*YOUR GOAL*:
Retype each line of the material exactly, please, skipping any picture in it.

[Source records]
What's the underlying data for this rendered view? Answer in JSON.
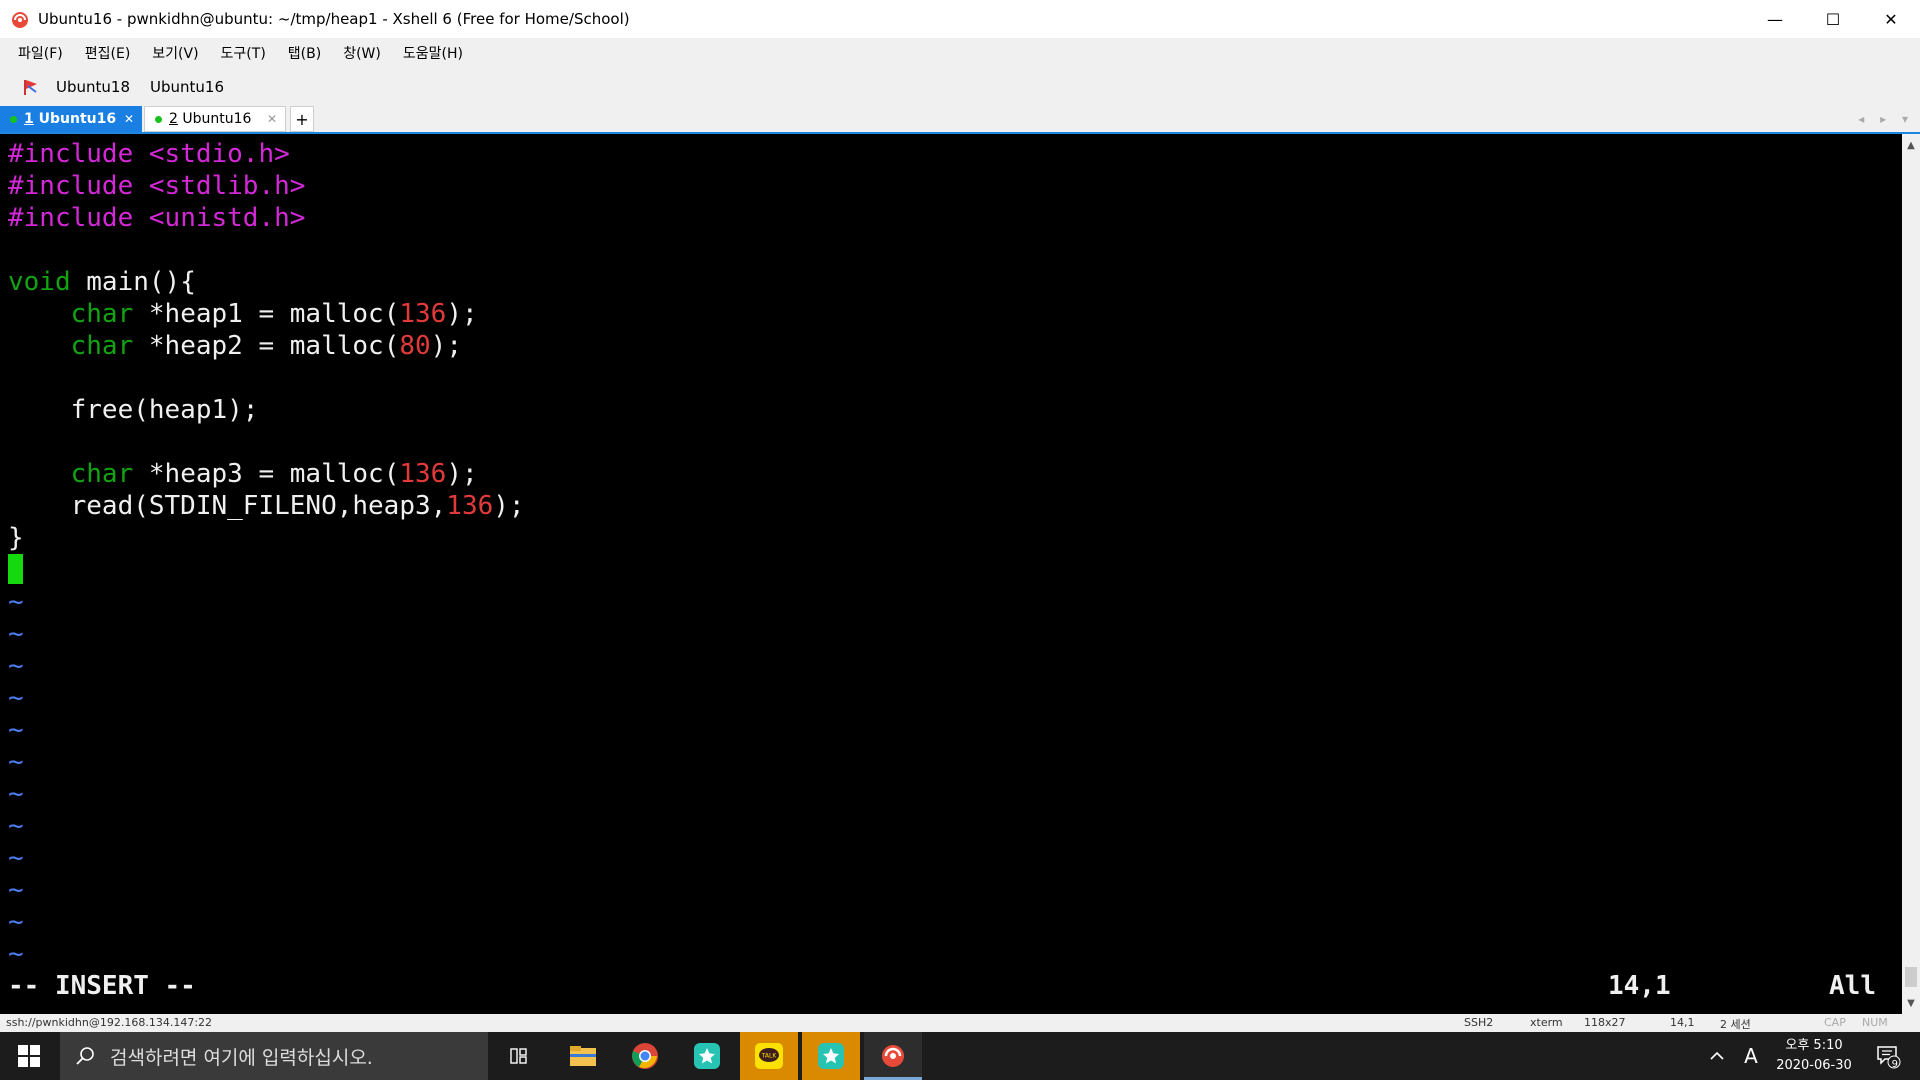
{
  "window": {
    "title": "Ubuntu16 - pwnkidhn@ubuntu: ~/tmp/heap1 - Xshell 6 (Free for Home/School)",
    "minimize": "—",
    "maximize": "☐",
    "close": "✕"
  },
  "menu": [
    "파일(F)",
    "편집(E)",
    "보기(V)",
    "도구(T)",
    "탭(B)",
    "창(W)",
    "도움말(H)"
  ],
  "links": [
    "Ubuntu18",
    "Ubuntu16"
  ],
  "tabs": [
    {
      "number": "1",
      "label": "Ubuntu16",
      "active": true
    },
    {
      "number": "2",
      "label": "Ubuntu16",
      "active": false
    }
  ],
  "tab_add": "+",
  "tab_nav": "◂ ▸ ▾",
  "editor": {
    "lines": [
      [
        {
          "t": "#include ",
          "c": "pre"
        },
        {
          "t": "<stdio.h>",
          "c": "pre"
        }
      ],
      [
        {
          "t": "#include ",
          "c": "pre"
        },
        {
          "t": "<stdlib.h>",
          "c": "pre"
        }
      ],
      [
        {
          "t": "#include ",
          "c": "pre"
        },
        {
          "t": "<unistd.h>",
          "c": "pre"
        }
      ],
      [],
      [
        {
          "t": "void",
          "c": "kw"
        },
        {
          "t": " main(){",
          "c": ""
        }
      ],
      [
        {
          "t": "    ",
          "c": ""
        },
        {
          "t": "char",
          "c": "kw"
        },
        {
          "t": " *heap1 = malloc(",
          "c": ""
        },
        {
          "t": "136",
          "c": "num"
        },
        {
          "t": ");",
          "c": ""
        }
      ],
      [
        {
          "t": "    ",
          "c": ""
        },
        {
          "t": "char",
          "c": "kw"
        },
        {
          "t": " *heap2 = malloc(",
          "c": ""
        },
        {
          "t": "80",
          "c": "num"
        },
        {
          "t": ");",
          "c": ""
        }
      ],
      [],
      [
        {
          "t": "    free(heap1);",
          "c": ""
        }
      ],
      [],
      [
        {
          "t": "    ",
          "c": ""
        },
        {
          "t": "char",
          "c": "kw"
        },
        {
          "t": " *heap3 = malloc(",
          "c": ""
        },
        {
          "t": "136",
          "c": "num"
        },
        {
          "t": ");",
          "c": ""
        }
      ],
      [
        {
          "t": "    read(STDIN_FILENO,heap3,",
          "c": ""
        },
        {
          "t": "136",
          "c": "num"
        },
        {
          "t": ");",
          "c": ""
        }
      ],
      [
        {
          "t": "}",
          "c": ""
        }
      ]
    ],
    "tilde_count": 12,
    "tilde": "~",
    "mode": "-- INSERT --",
    "position": "14,1",
    "scroll": "All"
  },
  "statusbar": {
    "connection": "ssh://pwnkidhn@192.168.134.147:22",
    "protocol": "SSH2",
    "term": "xterm",
    "size": "118x27",
    "cursor": "14,1",
    "sessions": "2 세션",
    "caps": "CAP",
    "num": "NUM"
  },
  "taskbar": {
    "search_placeholder": "검색하려면 여기에 입력하십시오.",
    "ime": "A",
    "time": "오후 5:10",
    "date": "2020-06-30",
    "notifications": "9"
  },
  "colors": {
    "tab_active": "#1a7fe3",
    "terminal_bg": "#000000",
    "preprocessor": "#d228d6",
    "keyword": "#12a312",
    "number": "#e23a3a",
    "tilde": "#4d7bf0",
    "cursor": "#16d80e"
  }
}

*ANSWER TO THE TASK*:
What's the underlying data for this rendered view? Answer in JSON.
{
  "window": {
    "title": "Ubuntu16 - pwnkidhn@ubuntu: ~/tmp/heap1 - Xshell 6 (Free for Home/School)",
    "minimize": "—",
    "maximize": "☐",
    "close": "✕"
  },
  "menu": [
    "파일(F)",
    "편집(E)",
    "보기(V)",
    "도구(T)",
    "탭(B)",
    "창(W)",
    "도움말(H)"
  ],
  "links": [
    "Ubuntu18",
    "Ubuntu16"
  ],
  "tabs": [
    {
      "number": "1",
      "label": "Ubuntu16",
      "active": true
    },
    {
      "number": "2",
      "label": "Ubuntu16",
      "active": false
    }
  ],
  "tab_add": "+",
  "tab_nav": "◂ ▸ ▾",
  "editor": {
    "lines": [
      [
        {
          "t": "#include ",
          "c": "pre"
        },
        {
          "t": "<stdio.h>",
          "c": "pre"
        }
      ],
      [
        {
          "t": "#include ",
          "c": "pre"
        },
        {
          "t": "<stdlib.h>",
          "c": "pre"
        }
      ],
      [
        {
          "t": "#include ",
          "c": "pre"
        },
        {
          "t": "<unistd.h>",
          "c": "pre"
        }
      ],
      [],
      [
        {
          "t": "void",
          "c": "kw"
        },
        {
          "t": " main(){",
          "c": ""
        }
      ],
      [
        {
          "t": "    ",
          "c": ""
        },
        {
          "t": "char",
          "c": "kw"
        },
        {
          "t": " *heap1 = malloc(",
          "c": ""
        },
        {
          "t": "136",
          "c": "num"
        },
        {
          "t": ");",
          "c": ""
        }
      ],
      [
        {
          "t": "    ",
          "c": ""
        },
        {
          "t": "char",
          "c": "kw"
        },
        {
          "t": " *heap2 = malloc(",
          "c": ""
        },
        {
          "t": "80",
          "c": "num"
        },
        {
          "t": ");",
          "c": ""
        }
      ],
      [],
      [
        {
          "t": "    free(heap1);",
          "c": ""
        }
      ],
      [],
      [
        {
          "t": "    ",
          "c": ""
        },
        {
          "t": "char",
          "c": "kw"
        },
        {
          "t": " *heap3 = malloc(",
          "c": ""
        },
        {
          "t": "136",
          "c": "num"
        },
        {
          "t": ");",
          "c": ""
        }
      ],
      [
        {
          "t": "    read(STDIN_FILENO,heap3,",
          "c": ""
        },
        {
          "t": "136",
          "c": "num"
        },
        {
          "t": ");",
          "c": ""
        }
      ],
      [
        {
          "t": "}",
          "c": ""
        }
      ]
    ],
    "tilde_count": 12,
    "tilde": "~",
    "mode": "-- INSERT --",
    "position": "14,1",
    "scroll": "All"
  },
  "statusbar": {
    "connection": "ssh://pwnkidhn@192.168.134.147:22",
    "protocol": "SSH2",
    "term": "xterm",
    "size": "118x27",
    "cursor": "14,1",
    "sessions": "2 세션",
    "caps": "CAP",
    "num": "NUM"
  },
  "taskbar": {
    "search_placeholder": "검색하려면 여기에 입력하십시오.",
    "ime": "A",
    "time": "오후 5:10",
    "date": "2020-06-30",
    "notifications": "9"
  },
  "colors": {
    "tab_active": "#1a7fe3",
    "terminal_bg": "#000000",
    "preprocessor": "#d228d6",
    "keyword": "#12a312",
    "number": "#e23a3a",
    "tilde": "#4d7bf0",
    "cursor": "#16d80e"
  }
}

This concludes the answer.